| Written exercise |
Find the lines with the string "review" and return them.

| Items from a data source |
*-*-*

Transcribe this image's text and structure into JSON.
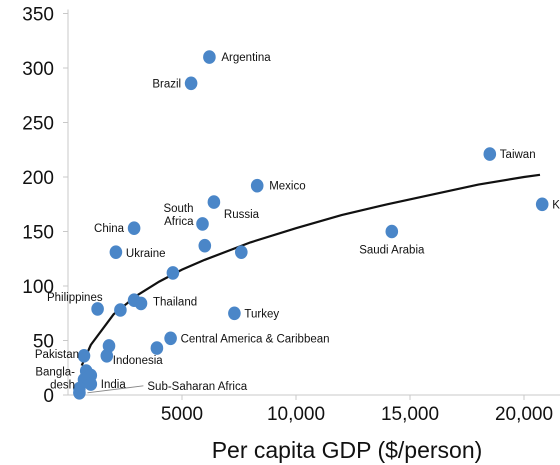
{
  "chart_data": {
    "type": "scatter",
    "title": "",
    "xlabel": "Per capita GDP ($/person)",
    "ylabel": "",
    "xlim": [
      0,
      22700
    ],
    "ylim": [
      0,
      350
    ],
    "x_ticks": [
      5000,
      10000,
      15000,
      20000
    ],
    "x_tick_labels": [
      "5000",
      "10,000",
      "15,000",
      "20,000"
    ],
    "y_ticks": [
      0,
      50,
      100,
      150,
      200,
      250,
      300,
      350
    ],
    "y_tick_labels": [
      "0",
      "50",
      "100",
      "150",
      "200",
      "250",
      "300",
      "350"
    ],
    "grid": false,
    "point_color": "#4a86c8",
    "points": [
      {
        "label": "Argentina",
        "x": 6200,
        "y": 310
      },
      {
        "label": "Brazil",
        "x": 5400,
        "y": 286
      },
      {
        "label": "Taiwan",
        "x": 18500,
        "y": 221
      },
      {
        "label": "Korea",
        "x": 20800,
        "y": 175
      },
      {
        "label": "Mexico",
        "x": 8300,
        "y": 192
      },
      {
        "label": "Russia",
        "x": 6400,
        "y": 177
      },
      {
        "label": "South Africa",
        "x": 5900,
        "y": 157
      },
      {
        "label": "China",
        "x": 2900,
        "y": 153
      },
      {
        "label": "Saudi Arabia",
        "x": 14200,
        "y": 150
      },
      {
        "label": "Ukraine",
        "x": 2100,
        "y": 131
      },
      {
        "label": "",
        "x": 6000,
        "y": 137
      },
      {
        "label": "",
        "x": 7600,
        "y": 131
      },
      {
        "label": "",
        "x": 4600,
        "y": 112
      },
      {
        "label": "Philippines",
        "x": 1300,
        "y": 79
      },
      {
        "label": "Thailand",
        "x": 3200,
        "y": 84
      },
      {
        "label": "",
        "x": 2900,
        "y": 87
      },
      {
        "label": "",
        "x": 2300,
        "y": 78
      },
      {
        "label": "Turkey",
        "x": 7300,
        "y": 75
      },
      {
        "label": "Central America & Caribbean",
        "x": 4500,
        "y": 52
      },
      {
        "label": "",
        "x": 3900,
        "y": 43
      },
      {
        "label": "",
        "x": 1800,
        "y": 45
      },
      {
        "label": "Pakistan",
        "x": 700,
        "y": 36
      },
      {
        "label": "Indonesia",
        "x": 1700,
        "y": 36
      },
      {
        "label": "",
        "x": 800,
        "y": 22
      },
      {
        "label": "",
        "x": 1000,
        "y": 18
      },
      {
        "label": "Bangla-desh",
        "x": 700,
        "y": 14
      },
      {
        "label": "India",
        "x": 1000,
        "y": 10
      },
      {
        "label": "",
        "x": 500,
        "y": 6
      },
      {
        "label": "Sub-Saharan Africa",
        "x": 500,
        "y": 2
      }
    ],
    "trend_curve": [
      {
        "x": 600,
        "y": 27
      },
      {
        "x": 1000,
        "y": 46
      },
      {
        "x": 2000,
        "y": 74
      },
      {
        "x": 3000,
        "y": 91
      },
      {
        "x": 4000,
        "y": 104
      },
      {
        "x": 5000,
        "y": 115
      },
      {
        "x": 6000,
        "y": 124
      },
      {
        "x": 8000,
        "y": 140
      },
      {
        "x": 10000,
        "y": 153
      },
      {
        "x": 12000,
        "y": 165
      },
      {
        "x": 14000,
        "y": 175
      },
      {
        "x": 16000,
        "y": 184
      },
      {
        "x": 18000,
        "y": 193
      },
      {
        "x": 20000,
        "y": 200
      },
      {
        "x": 20700,
        "y": 202
      }
    ]
  }
}
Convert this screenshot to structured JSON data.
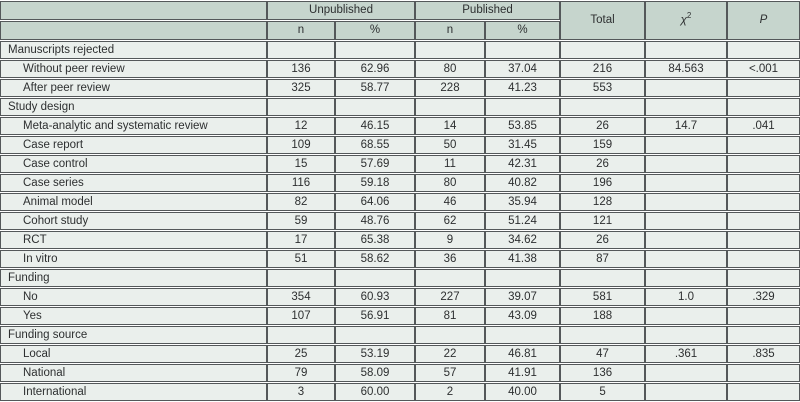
{
  "colors": {
    "header_bg": "#c6d5cd",
    "row_bg": "#eaefec",
    "border": "#54585a",
    "text": "#2d2f30",
    "gap": "#ffffff"
  },
  "header": {
    "unpublished": "Unpublished",
    "published": "Published",
    "n1": "n",
    "pct1": "%",
    "n2": "n",
    "pct2": "%",
    "total": "Total",
    "chi": "χ",
    "chi_sup": "2",
    "p": "P"
  },
  "rows": [
    {
      "type": "section",
      "label": "Manuscripts rejected"
    },
    {
      "type": "data",
      "label": "Without peer review",
      "unpub_n": "136",
      "unpub_pct": "62.96",
      "pub_n": "80",
      "pub_pct": "37.04",
      "total": "216",
      "chi": "84.563",
      "p": "<.001"
    },
    {
      "type": "data",
      "label": "After peer review",
      "unpub_n": "325",
      "unpub_pct": "58.77",
      "pub_n": "228",
      "pub_pct": "41.23",
      "total": "553",
      "chi": "",
      "p": ""
    },
    {
      "type": "section",
      "label": "Study design"
    },
    {
      "type": "data",
      "label": "Meta-analytic and systematic review",
      "unpub_n": "12",
      "unpub_pct": "46.15",
      "pub_n": "14",
      "pub_pct": "53.85",
      "total": "26",
      "chi": "14.7",
      "p": ".041"
    },
    {
      "type": "data",
      "label": "Case report",
      "unpub_n": "109",
      "unpub_pct": "68.55",
      "pub_n": "50",
      "pub_pct": "31.45",
      "total": "159",
      "chi": "",
      "p": ""
    },
    {
      "type": "data",
      "label": "Case control",
      "unpub_n": "15",
      "unpub_pct": "57.69",
      "pub_n": "11",
      "pub_pct": "42.31",
      "total": "26",
      "chi": "",
      "p": ""
    },
    {
      "type": "data",
      "label": "Case series",
      "unpub_n": "116",
      "unpub_pct": "59.18",
      "pub_n": "80",
      "pub_pct": "40.82",
      "total": "196",
      "chi": "",
      "p": ""
    },
    {
      "type": "data",
      "label": "Animal model",
      "unpub_n": "82",
      "unpub_pct": "64.06",
      "pub_n": "46",
      "pub_pct": "35.94",
      "total": "128",
      "chi": "",
      "p": ""
    },
    {
      "type": "data",
      "label": "Cohort study",
      "unpub_n": "59",
      "unpub_pct": "48.76",
      "pub_n": "62",
      "pub_pct": "51.24",
      "total": "121",
      "chi": "",
      "p": ""
    },
    {
      "type": "data",
      "label": "RCT",
      "unpub_n": "17",
      "unpub_pct": "65.38",
      "pub_n": "9",
      "pub_pct": "34.62",
      "total": "26",
      "chi": "",
      "p": ""
    },
    {
      "type": "data",
      "label": "In vitro",
      "unpub_n": "51",
      "unpub_pct": "58.62",
      "pub_n": "36",
      "pub_pct": "41.38",
      "total": "87",
      "chi": "",
      "p": ""
    },
    {
      "type": "section",
      "label": "Funding"
    },
    {
      "type": "data",
      "label": "No",
      "unpub_n": "354",
      "unpub_pct": "60.93",
      "pub_n": "227",
      "pub_pct": "39.07",
      "total": "581",
      "chi": "1.0",
      "p": ".329"
    },
    {
      "type": "data",
      "label": "Yes",
      "unpub_n": "107",
      "unpub_pct": "56.91",
      "pub_n": "81",
      "pub_pct": "43.09",
      "total": "188",
      "chi": "",
      "p": ""
    },
    {
      "type": "section",
      "label": "Funding source"
    },
    {
      "type": "data",
      "label": "Local",
      "unpub_n": "25",
      "unpub_pct": "53.19",
      "pub_n": "22",
      "pub_pct": "46.81",
      "total": "47",
      "chi": ".361",
      "p": ".835"
    },
    {
      "type": "data",
      "label": "National",
      "unpub_n": "79",
      "unpub_pct": "58.09",
      "pub_n": "57",
      "pub_pct": "41.91",
      "total": "136",
      "chi": "",
      "p": ""
    },
    {
      "type": "data",
      "label": "International",
      "unpub_n": "3",
      "unpub_pct": "60.00",
      "pub_n": "2",
      "pub_pct": "40.00",
      "total": "5",
      "chi": "",
      "p": ""
    }
  ]
}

*-*-*

| The answer |
      "label": "Without peer review",
      "label": "After peer review",
      "label": "Meta-analytic and systematic review",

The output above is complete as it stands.